- **Required work**
Pull each line holding "nanoparticles" out of the entries below.

- **Data records**
>> Start

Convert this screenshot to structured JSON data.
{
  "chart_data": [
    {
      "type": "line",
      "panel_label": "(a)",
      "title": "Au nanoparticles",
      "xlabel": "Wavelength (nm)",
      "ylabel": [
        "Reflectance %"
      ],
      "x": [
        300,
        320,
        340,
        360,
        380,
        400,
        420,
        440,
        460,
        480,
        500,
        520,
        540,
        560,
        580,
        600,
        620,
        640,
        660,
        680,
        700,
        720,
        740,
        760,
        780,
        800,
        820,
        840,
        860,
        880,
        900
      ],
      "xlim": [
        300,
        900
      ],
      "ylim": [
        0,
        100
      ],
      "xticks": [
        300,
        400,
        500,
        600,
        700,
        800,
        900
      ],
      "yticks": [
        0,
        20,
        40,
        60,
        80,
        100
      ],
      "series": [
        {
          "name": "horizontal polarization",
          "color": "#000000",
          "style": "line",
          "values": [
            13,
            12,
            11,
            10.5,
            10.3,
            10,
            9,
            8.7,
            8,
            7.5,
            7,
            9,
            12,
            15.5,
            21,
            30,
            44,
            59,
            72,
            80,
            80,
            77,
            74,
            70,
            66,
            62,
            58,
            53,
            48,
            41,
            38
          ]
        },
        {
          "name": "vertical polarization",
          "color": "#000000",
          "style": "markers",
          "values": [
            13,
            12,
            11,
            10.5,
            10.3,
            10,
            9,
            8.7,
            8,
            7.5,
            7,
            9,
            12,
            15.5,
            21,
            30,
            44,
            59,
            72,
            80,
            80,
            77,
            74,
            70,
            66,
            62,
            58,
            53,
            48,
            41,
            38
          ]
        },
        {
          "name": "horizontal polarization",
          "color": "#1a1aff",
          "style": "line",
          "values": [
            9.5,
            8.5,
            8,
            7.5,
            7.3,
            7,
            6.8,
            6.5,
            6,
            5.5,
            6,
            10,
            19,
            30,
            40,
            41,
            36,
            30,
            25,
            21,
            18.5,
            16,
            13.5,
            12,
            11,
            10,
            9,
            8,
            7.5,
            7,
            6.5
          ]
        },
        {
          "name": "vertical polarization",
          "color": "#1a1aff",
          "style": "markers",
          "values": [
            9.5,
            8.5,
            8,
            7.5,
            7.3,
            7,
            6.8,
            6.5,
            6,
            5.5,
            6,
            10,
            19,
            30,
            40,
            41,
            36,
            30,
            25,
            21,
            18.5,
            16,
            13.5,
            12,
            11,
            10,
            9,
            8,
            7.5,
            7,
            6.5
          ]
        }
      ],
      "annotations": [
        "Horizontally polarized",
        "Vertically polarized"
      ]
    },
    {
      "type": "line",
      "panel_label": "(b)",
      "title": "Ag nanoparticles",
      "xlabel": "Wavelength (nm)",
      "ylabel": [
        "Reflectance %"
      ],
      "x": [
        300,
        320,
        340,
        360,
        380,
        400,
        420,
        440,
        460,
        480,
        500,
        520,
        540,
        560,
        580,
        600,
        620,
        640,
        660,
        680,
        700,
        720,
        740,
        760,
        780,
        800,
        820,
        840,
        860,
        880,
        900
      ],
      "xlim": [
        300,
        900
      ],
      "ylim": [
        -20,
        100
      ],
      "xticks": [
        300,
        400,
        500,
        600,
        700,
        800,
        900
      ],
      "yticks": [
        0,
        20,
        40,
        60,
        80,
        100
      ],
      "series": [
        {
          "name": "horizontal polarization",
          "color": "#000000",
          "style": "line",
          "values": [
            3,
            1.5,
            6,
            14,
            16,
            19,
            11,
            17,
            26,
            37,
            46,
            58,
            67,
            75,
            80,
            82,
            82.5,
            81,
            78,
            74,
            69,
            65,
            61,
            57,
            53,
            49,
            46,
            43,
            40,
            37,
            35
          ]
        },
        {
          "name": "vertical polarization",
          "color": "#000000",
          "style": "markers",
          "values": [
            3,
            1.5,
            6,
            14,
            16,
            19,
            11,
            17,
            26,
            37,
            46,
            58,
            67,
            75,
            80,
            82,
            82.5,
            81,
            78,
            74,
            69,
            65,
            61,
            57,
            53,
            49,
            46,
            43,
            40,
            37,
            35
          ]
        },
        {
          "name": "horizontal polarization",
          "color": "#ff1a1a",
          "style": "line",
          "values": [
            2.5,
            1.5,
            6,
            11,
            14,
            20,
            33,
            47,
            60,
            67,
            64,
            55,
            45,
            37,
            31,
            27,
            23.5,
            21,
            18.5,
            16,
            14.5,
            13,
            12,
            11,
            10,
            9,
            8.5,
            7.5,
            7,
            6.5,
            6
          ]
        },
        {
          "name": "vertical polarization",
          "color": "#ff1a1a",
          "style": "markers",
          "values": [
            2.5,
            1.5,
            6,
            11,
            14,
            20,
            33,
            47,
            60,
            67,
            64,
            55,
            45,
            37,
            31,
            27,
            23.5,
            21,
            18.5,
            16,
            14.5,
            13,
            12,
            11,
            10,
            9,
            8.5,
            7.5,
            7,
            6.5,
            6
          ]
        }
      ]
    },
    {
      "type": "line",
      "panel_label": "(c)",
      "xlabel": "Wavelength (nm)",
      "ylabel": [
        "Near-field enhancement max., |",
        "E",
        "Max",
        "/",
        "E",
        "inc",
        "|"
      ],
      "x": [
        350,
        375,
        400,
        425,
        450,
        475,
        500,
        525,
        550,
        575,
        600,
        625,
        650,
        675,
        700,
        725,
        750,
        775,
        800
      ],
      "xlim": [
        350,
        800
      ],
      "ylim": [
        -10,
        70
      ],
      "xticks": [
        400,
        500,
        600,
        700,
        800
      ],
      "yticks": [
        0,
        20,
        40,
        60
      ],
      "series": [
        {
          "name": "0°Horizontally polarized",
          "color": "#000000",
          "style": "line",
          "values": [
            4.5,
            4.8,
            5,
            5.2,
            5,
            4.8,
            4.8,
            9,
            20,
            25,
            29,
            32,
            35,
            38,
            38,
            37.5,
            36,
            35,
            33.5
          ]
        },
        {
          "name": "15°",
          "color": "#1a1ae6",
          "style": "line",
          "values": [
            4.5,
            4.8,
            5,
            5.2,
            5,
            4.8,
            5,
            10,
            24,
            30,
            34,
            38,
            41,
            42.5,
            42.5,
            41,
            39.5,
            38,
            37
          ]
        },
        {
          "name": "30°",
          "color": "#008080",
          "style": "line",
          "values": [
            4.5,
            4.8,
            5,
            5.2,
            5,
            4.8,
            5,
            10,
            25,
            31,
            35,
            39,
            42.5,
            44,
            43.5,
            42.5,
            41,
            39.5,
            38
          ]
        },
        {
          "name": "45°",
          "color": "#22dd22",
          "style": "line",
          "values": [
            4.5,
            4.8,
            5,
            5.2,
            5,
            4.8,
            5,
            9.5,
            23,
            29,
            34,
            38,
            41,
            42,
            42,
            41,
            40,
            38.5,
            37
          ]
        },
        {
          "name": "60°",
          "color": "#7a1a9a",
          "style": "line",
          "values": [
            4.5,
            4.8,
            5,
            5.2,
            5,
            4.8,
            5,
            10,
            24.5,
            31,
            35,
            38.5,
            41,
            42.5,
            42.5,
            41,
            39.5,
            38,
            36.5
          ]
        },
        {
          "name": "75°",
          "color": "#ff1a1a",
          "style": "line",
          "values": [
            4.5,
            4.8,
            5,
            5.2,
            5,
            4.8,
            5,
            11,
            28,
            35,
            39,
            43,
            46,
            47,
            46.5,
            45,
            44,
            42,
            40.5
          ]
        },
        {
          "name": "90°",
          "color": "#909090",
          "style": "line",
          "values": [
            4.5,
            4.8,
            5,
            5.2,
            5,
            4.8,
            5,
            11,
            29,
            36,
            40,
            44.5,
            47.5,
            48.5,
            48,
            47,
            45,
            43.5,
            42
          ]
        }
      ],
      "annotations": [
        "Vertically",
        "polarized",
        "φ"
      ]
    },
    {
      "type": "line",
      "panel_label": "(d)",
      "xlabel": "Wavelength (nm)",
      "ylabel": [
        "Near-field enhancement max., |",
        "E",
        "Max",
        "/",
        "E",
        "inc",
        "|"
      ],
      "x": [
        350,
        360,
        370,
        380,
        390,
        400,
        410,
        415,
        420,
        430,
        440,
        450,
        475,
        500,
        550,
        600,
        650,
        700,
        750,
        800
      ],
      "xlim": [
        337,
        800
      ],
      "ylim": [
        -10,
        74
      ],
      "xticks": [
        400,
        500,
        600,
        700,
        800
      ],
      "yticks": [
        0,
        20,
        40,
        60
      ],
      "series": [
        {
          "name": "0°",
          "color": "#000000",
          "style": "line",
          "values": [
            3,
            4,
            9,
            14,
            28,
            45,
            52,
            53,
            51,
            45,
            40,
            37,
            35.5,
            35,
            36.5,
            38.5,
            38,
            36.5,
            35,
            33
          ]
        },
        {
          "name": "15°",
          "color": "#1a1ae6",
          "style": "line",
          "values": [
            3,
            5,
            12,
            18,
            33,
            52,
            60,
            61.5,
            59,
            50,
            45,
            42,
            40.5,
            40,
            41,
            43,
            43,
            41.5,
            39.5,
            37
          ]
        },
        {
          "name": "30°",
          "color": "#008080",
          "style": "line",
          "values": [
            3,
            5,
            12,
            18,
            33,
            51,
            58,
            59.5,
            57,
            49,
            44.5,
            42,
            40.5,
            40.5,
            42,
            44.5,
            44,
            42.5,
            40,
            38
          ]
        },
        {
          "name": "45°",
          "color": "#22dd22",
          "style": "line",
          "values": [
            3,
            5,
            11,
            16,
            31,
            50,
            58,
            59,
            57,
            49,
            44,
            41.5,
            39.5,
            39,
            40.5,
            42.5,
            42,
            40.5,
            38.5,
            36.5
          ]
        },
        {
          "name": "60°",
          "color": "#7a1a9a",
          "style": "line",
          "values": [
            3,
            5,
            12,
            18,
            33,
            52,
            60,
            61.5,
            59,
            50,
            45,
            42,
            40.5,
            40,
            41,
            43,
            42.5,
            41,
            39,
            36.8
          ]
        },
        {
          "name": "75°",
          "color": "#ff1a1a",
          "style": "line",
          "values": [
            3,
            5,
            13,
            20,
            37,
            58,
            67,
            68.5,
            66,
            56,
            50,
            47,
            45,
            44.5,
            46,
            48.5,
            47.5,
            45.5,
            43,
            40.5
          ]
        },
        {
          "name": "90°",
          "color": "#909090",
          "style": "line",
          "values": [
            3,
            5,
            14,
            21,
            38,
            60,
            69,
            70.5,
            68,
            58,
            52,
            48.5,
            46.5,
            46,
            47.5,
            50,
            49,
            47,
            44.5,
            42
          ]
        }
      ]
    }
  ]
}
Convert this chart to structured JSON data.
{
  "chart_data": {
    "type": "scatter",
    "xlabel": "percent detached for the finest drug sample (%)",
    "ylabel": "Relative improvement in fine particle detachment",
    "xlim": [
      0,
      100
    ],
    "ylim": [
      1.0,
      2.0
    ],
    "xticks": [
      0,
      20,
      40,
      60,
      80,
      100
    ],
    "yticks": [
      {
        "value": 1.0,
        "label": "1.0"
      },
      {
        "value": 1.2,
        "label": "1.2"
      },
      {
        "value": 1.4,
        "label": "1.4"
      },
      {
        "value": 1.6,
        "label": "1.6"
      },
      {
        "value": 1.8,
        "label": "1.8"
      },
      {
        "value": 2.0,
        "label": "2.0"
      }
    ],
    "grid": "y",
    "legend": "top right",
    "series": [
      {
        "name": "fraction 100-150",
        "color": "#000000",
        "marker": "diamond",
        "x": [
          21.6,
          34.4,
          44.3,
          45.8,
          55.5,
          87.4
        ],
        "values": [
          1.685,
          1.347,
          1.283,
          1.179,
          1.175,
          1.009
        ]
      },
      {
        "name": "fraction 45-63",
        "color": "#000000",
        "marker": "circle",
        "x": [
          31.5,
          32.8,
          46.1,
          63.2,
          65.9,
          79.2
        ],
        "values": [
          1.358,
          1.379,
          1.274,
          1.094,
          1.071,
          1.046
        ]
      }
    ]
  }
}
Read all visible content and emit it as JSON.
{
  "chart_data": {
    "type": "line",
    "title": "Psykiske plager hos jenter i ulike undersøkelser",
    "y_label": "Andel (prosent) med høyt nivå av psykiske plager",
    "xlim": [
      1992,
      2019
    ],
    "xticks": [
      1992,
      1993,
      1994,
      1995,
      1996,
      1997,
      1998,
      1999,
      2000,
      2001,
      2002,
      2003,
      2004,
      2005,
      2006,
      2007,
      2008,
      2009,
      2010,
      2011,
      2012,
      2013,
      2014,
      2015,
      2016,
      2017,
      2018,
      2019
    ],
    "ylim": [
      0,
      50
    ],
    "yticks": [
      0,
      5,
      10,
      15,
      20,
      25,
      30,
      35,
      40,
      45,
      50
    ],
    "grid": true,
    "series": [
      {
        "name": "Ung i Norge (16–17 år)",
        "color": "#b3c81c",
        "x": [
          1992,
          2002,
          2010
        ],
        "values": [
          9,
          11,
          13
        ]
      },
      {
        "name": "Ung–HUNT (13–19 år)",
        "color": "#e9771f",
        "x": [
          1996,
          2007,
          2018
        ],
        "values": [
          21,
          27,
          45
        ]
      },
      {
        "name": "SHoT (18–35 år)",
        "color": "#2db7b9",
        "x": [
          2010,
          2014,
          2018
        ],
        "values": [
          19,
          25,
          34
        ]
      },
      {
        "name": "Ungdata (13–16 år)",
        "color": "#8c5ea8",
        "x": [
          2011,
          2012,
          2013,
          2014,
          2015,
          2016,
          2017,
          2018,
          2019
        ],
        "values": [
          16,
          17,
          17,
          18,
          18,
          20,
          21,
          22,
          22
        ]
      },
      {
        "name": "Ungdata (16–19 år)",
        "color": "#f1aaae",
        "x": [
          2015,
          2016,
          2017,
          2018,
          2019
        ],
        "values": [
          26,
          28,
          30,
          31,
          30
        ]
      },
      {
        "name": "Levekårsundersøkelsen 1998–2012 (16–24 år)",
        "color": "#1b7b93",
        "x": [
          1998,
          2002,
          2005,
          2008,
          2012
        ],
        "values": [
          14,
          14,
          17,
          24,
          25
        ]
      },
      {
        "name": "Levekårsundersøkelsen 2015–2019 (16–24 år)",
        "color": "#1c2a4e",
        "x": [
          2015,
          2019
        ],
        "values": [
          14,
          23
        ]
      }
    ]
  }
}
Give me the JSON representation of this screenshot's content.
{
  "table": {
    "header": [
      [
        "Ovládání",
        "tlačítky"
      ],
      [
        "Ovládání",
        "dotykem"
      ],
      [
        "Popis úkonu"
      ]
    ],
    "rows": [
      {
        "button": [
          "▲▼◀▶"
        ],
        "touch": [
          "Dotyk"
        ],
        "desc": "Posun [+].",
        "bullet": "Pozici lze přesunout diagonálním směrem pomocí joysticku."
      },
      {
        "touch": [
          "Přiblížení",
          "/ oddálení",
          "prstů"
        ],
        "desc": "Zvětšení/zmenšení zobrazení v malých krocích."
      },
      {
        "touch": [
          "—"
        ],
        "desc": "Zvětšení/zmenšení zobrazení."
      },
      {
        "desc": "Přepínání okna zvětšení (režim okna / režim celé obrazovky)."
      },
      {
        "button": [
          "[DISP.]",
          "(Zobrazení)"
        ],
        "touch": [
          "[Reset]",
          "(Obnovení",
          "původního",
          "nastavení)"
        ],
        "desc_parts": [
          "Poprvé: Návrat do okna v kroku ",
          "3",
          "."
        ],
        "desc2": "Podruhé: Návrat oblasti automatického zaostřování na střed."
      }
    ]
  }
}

>> End

- **Correct result**
      "title": "Au nanoparticles",
      "title": "Ag nanoparticles",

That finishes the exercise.